▶ _Data items_:
_ _ _ _ _
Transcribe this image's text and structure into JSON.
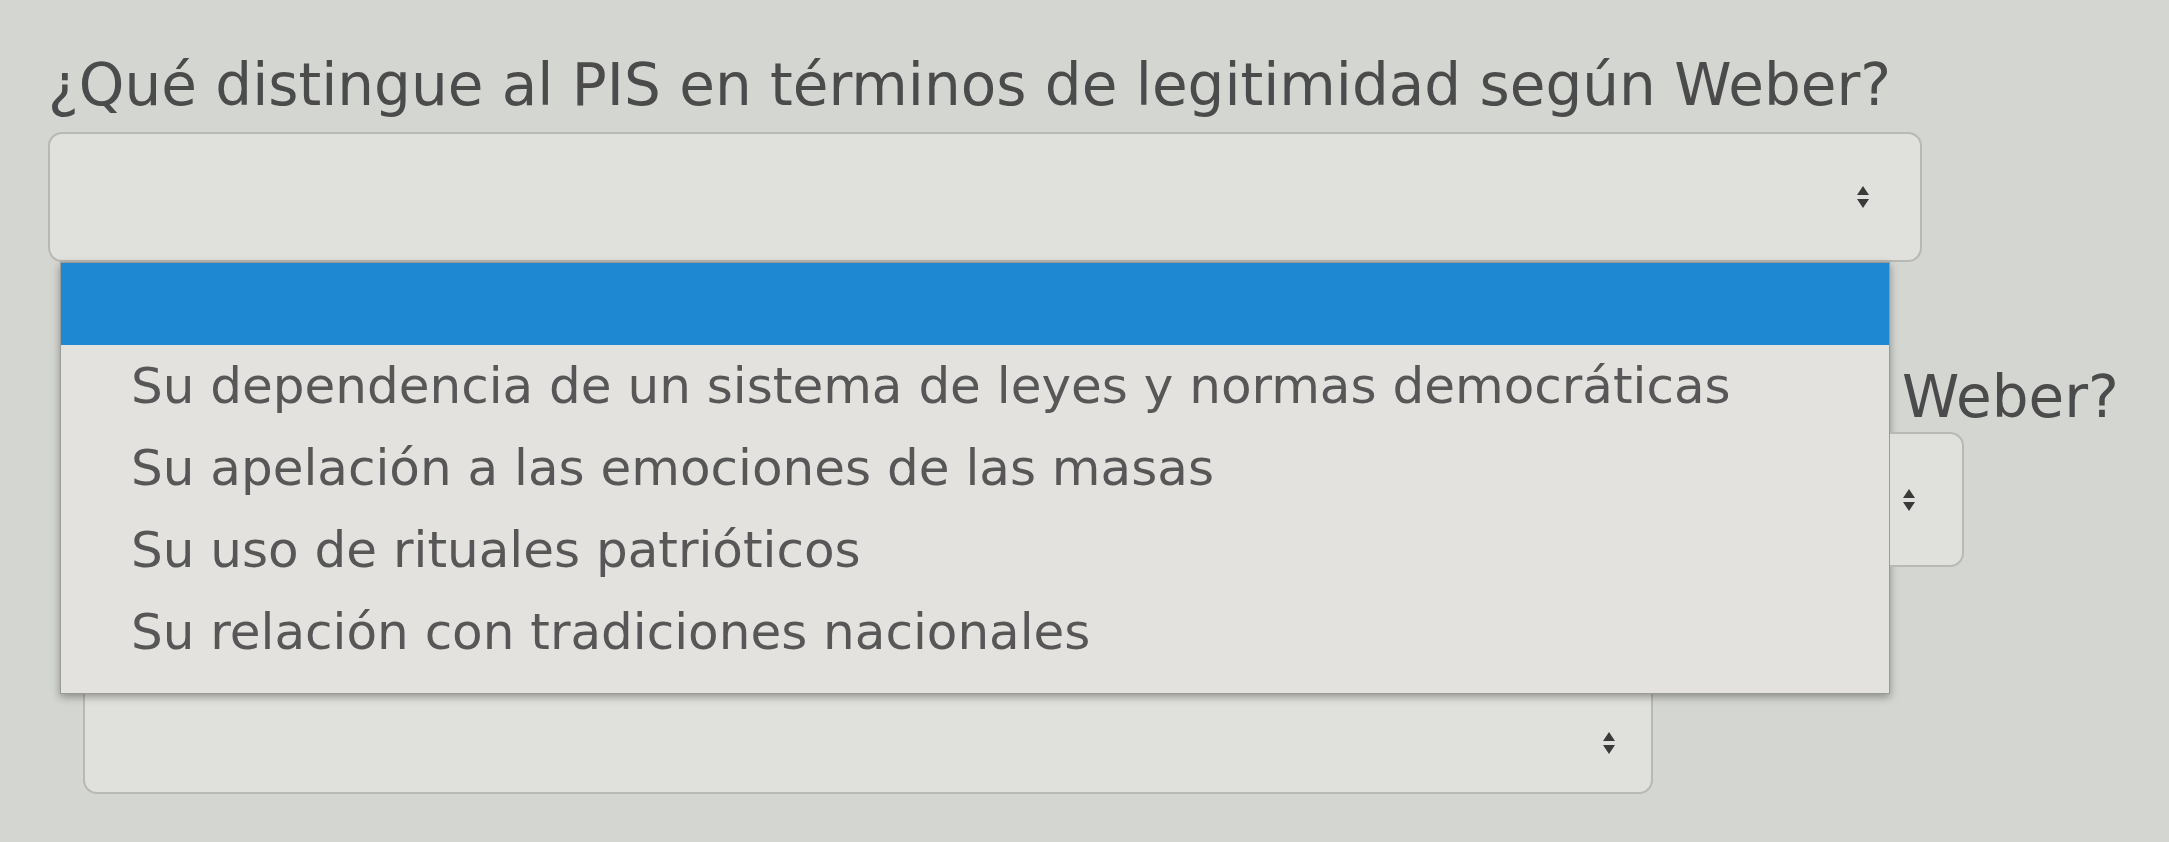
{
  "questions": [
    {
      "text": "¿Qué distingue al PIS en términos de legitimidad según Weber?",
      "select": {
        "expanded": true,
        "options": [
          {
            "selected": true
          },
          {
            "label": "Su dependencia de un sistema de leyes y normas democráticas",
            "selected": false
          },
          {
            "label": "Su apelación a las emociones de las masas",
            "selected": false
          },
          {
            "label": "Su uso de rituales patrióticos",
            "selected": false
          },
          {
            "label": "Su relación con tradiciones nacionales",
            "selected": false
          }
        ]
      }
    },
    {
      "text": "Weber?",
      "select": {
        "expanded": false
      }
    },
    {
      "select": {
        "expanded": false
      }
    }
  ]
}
_ _ _ _ _
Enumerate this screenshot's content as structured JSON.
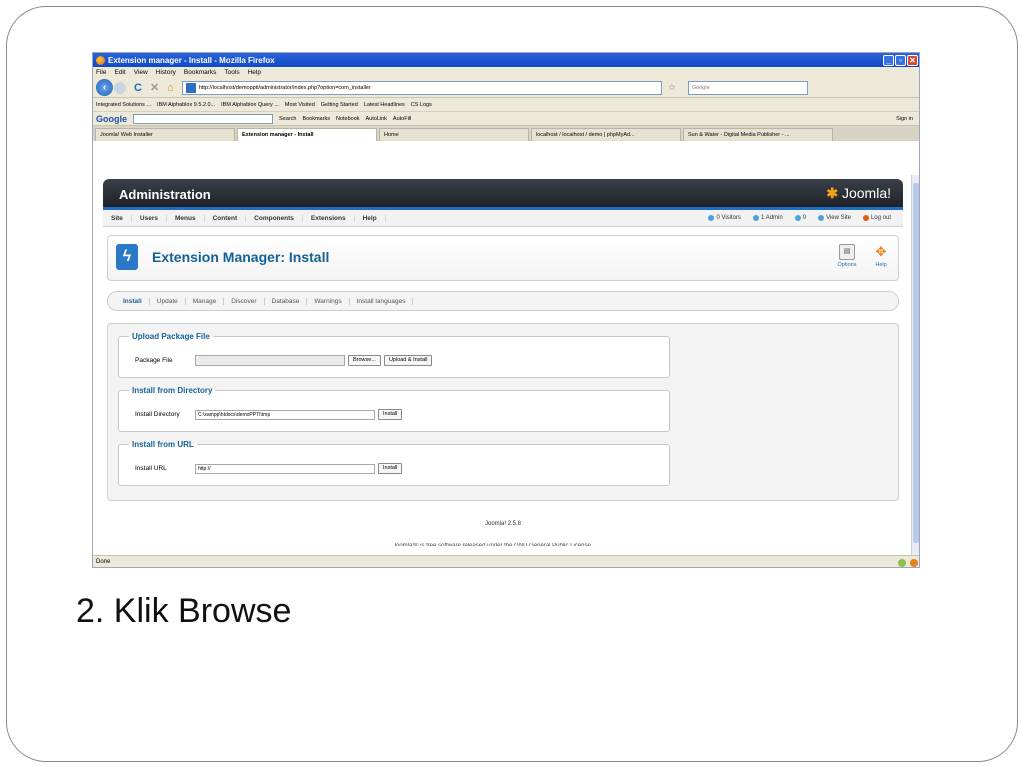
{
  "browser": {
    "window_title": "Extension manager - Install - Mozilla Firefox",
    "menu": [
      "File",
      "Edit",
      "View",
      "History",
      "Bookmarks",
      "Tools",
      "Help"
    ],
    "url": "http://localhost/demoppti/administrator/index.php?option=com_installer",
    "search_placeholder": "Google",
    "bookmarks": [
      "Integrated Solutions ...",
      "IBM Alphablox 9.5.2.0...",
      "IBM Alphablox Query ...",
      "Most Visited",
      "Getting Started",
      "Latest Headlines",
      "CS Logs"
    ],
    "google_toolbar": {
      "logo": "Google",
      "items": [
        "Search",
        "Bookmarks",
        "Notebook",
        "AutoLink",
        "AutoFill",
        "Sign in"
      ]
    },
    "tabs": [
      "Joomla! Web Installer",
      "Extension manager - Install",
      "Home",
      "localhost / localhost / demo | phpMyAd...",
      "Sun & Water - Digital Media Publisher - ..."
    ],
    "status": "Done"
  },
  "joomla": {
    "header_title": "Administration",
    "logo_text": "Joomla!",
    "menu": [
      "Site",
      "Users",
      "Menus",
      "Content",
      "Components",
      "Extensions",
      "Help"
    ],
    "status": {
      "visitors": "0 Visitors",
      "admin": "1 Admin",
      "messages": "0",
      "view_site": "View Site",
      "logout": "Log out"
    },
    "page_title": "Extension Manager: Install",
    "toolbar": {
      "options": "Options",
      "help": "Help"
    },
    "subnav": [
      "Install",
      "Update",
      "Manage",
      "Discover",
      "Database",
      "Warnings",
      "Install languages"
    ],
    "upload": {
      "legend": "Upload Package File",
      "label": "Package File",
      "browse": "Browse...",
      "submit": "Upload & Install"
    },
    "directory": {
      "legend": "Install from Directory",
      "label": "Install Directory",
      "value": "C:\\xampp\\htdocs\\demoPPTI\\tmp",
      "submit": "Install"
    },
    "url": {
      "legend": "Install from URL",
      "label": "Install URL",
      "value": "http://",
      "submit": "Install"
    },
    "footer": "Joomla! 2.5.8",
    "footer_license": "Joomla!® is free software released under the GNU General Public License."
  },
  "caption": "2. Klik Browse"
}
_ _ _ _ _
▶ _PROBLEM TO WORK ON_:
State how many lines of the records above contain the word "localhost", and give only that number.

▶ _TASK RESULT_:
2